*The data*
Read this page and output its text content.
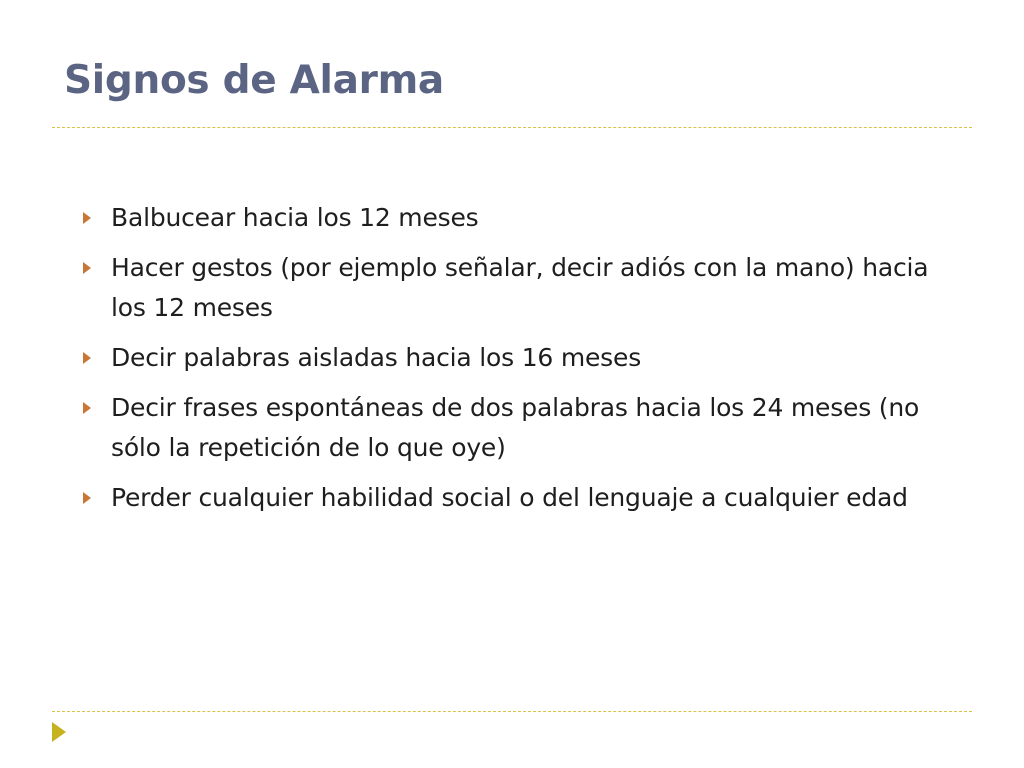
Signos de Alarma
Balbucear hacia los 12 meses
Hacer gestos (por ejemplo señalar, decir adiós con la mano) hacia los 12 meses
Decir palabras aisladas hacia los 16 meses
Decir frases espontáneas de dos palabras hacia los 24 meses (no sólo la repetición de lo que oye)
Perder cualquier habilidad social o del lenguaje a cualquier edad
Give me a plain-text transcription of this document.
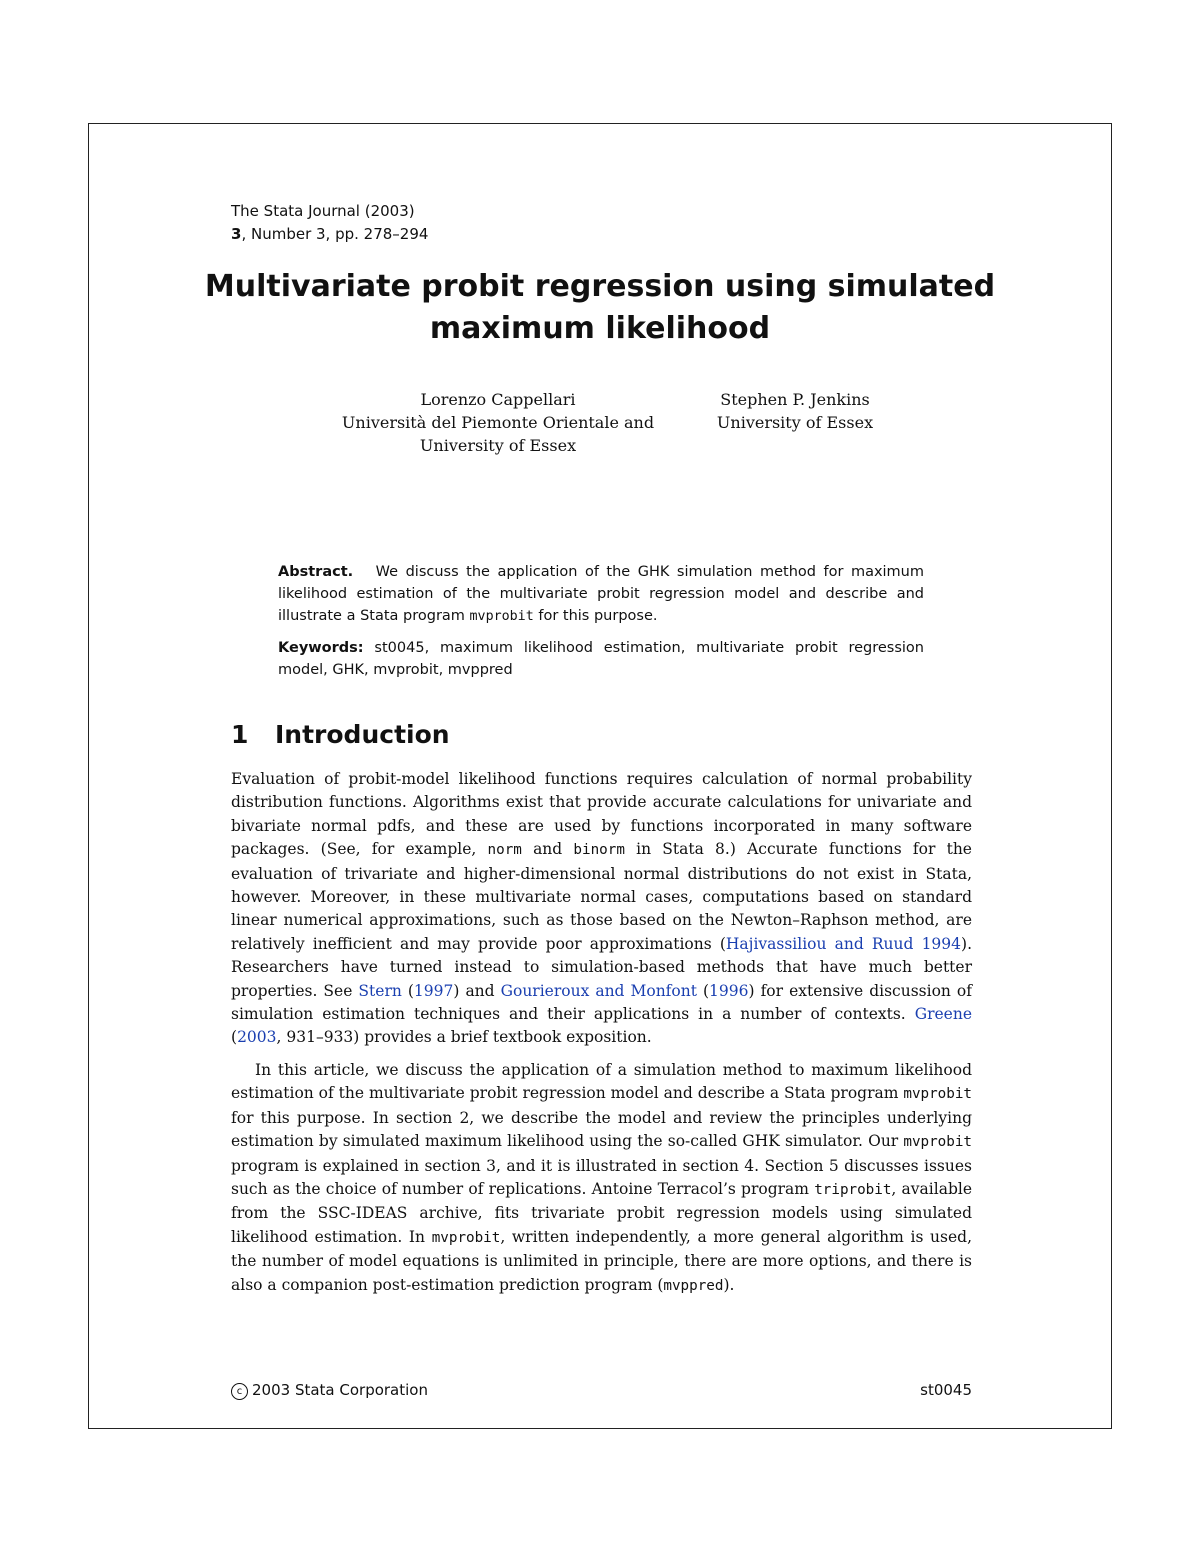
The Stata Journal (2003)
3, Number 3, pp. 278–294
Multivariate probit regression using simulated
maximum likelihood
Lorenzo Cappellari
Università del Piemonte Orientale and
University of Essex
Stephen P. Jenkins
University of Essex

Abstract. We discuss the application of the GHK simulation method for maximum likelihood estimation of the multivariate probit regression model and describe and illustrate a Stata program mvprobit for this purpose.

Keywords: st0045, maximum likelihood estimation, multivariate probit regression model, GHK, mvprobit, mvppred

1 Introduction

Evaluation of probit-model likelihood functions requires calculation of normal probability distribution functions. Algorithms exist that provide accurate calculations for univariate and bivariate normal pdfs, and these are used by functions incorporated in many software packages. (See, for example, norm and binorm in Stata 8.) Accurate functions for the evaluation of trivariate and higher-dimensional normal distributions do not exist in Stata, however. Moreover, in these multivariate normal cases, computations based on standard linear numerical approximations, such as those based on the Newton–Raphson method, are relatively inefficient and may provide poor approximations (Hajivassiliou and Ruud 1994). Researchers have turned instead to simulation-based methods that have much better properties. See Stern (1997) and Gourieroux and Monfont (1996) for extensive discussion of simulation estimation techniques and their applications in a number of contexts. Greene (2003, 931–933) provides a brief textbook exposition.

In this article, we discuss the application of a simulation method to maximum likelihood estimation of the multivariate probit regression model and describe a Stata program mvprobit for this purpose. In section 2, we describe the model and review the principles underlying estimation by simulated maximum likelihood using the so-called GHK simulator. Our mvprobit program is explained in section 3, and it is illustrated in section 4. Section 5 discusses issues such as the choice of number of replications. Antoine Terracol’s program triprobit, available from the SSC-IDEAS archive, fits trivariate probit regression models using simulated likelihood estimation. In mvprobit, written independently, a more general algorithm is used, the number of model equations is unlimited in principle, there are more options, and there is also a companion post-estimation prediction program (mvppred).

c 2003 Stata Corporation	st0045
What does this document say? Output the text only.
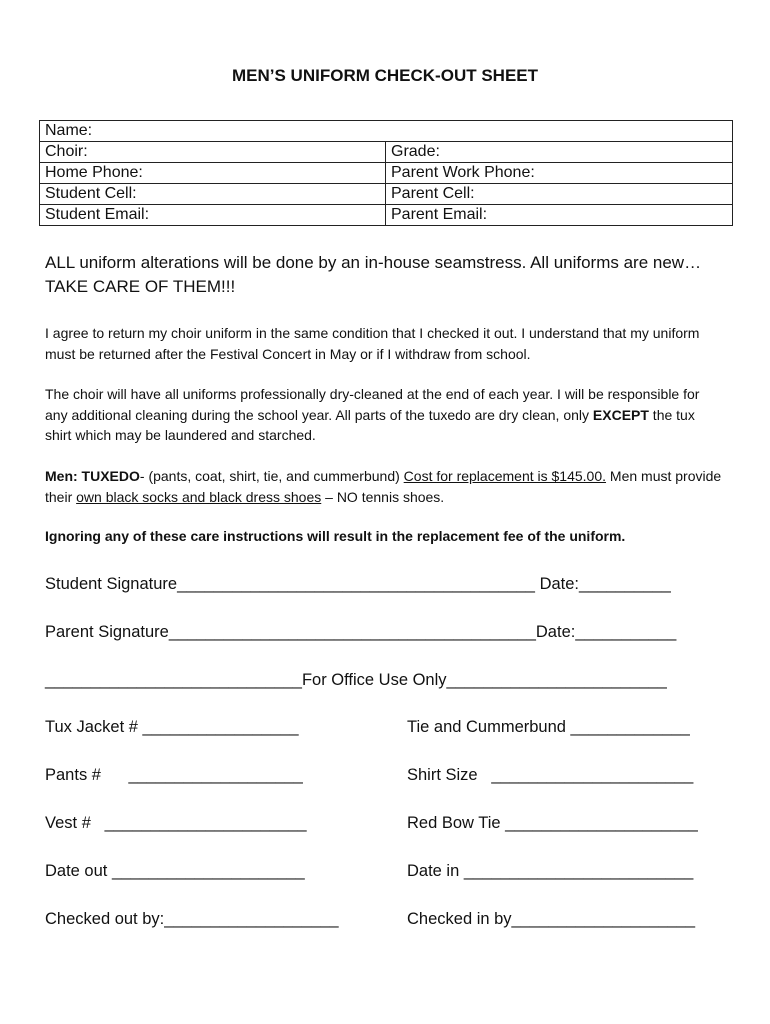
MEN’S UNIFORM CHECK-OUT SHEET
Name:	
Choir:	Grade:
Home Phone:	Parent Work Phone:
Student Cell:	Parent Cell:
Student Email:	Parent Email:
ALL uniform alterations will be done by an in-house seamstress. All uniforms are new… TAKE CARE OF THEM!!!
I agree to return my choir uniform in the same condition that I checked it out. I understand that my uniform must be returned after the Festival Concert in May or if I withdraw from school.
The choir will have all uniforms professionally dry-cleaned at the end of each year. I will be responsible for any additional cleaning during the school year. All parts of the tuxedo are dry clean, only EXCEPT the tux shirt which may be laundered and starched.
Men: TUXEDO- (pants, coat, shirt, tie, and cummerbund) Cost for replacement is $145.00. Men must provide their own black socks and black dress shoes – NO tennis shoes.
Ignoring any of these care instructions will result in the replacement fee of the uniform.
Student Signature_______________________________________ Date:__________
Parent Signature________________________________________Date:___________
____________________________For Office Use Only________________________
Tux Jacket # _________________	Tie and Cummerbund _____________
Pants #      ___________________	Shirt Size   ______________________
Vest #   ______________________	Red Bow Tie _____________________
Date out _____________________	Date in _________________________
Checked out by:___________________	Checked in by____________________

*Task directions*
Strip out the pictures and quote the remaining data word for word.

*Finished task*
Read this page and output its text content.
Signos de Alarma
Balbucear hacia los 12 meses
Hacer gestos (por ejemplo señalar, decir adiós con la mano) hacia los 12 meses
Decir palabras aisladas hacia los 16 meses
Decir frases espontáneas de dos palabras hacia los 24 meses (no sólo la repetición de lo que oye)
Perder cualquier habilidad social o del lenguaje a cualquier edad
Give me a plain-text transcription of this document.
The Stata Journal (2003)
3, Number 3, pp. 278–294
Multivariate probit regression using simulated
maximum likelihood
Lorenzo Cappellari
Università del Piemonte Orientale and
University of Essex
Stephen P. Jenkins
University of Essex

Abstract. We discuss the application of the GHK simulation method for maximum likelihood estimation of the multivariate probit regression model and describe and illustrate a Stata program mvprobit for this purpose.

Keywords: st0045, maximum likelihood estimation, multivariate probit regression model, GHK, mvprobit, mvppred

1 Introduction

Evaluation of probit-model likelihood functions requires calculation of normal probability distribution functions. Algorithms exist that provide accurate calculations for univariate and bivariate normal pdfs, and these are used by functions incorporated in many software packages. (See, for example, norm and binorm in Stata 8.) Accurate functions for the evaluation of trivariate and higher-dimensional normal distributions do not exist in Stata, however. Moreover, in these multivariate normal cases, computations based on standard linear numerical approximations, such as those based on the Newton–Raphson method, are relatively inefficient and may provide poor approximations (Hajivassiliou and Ruud 1994). Researchers have turned instead to simulation-based methods that have much better properties. See Stern (1997) and Gourieroux and Monfont (1996) for extensive discussion of simulation estimation techniques and their applications in a number of contexts. Greene (2003, 931–933) provides a brief textbook exposition.

In this article, we discuss the application of a simulation method to maximum likelihood estimation of the multivariate probit regression model and describe a Stata program mvprobit for this purpose. In section 2, we describe the model and review the principles underlying estimation by simulated maximum likelihood using the so-called GHK simulator. Our mvprobit program is explained in section 3, and it is illustrated in section 4. Section 5 discusses issues such as the choice of number of replications. Antoine Terracol’s program triprobit, available from the SSC-IDEAS archive, fits trivariate probit regression models using simulated likelihood estimation. In mvprobit, written independently, a more general algorithm is used, the number of model equations is unlimited in principle, there are more options, and there is also a companion post-estimation prediction program (mvppred).

c 2003 Stata Corporation	st0045
What does this document say? Output the text only.
MEN’S UNIFORM CHECK-OUT SHEET
Name:	
Choir:	Grade:
Home Phone:	Parent Work Phone:
Student Cell:	Parent Cell:
Student Email:	Parent Email:
ALL uniform alterations will be done by an in-house seamstress. All uniforms are new… TAKE CARE OF THEM!!!
I agree to return my choir uniform in the same condition that I checked it out. I understand that my uniform must be returned after the Festival Concert in May or if I withdraw from school.
The choir will have all uniforms professionally dry-cleaned at the end of each year. I will be responsible for any additional cleaning during the school year. All parts of the tuxedo are dry clean, only EXCEPT the tux shirt which may be laundered and starched.
Men: TUXEDO- (pants, coat, shirt, tie, and cummerbund) Cost for replacement is $145.00. Men must provide their own black socks and black dress shoes – NO tennis shoes.
Ignoring any of these care instructions will result in the replacement fee of the uniform.
Student Signature_______________________________________ Date:__________
Parent Signature________________________________________Date:___________
____________________________For Office Use Only________________________
Tux Jacket # _________________	Tie and Cummerbund _____________
Pants #      ___________________	Shirt Size   ______________________
Vest #   ______________________	Red Bow Tie _____________________
Date out _____________________	Date in _________________________
Checked out by:___________________	Checked in by____________________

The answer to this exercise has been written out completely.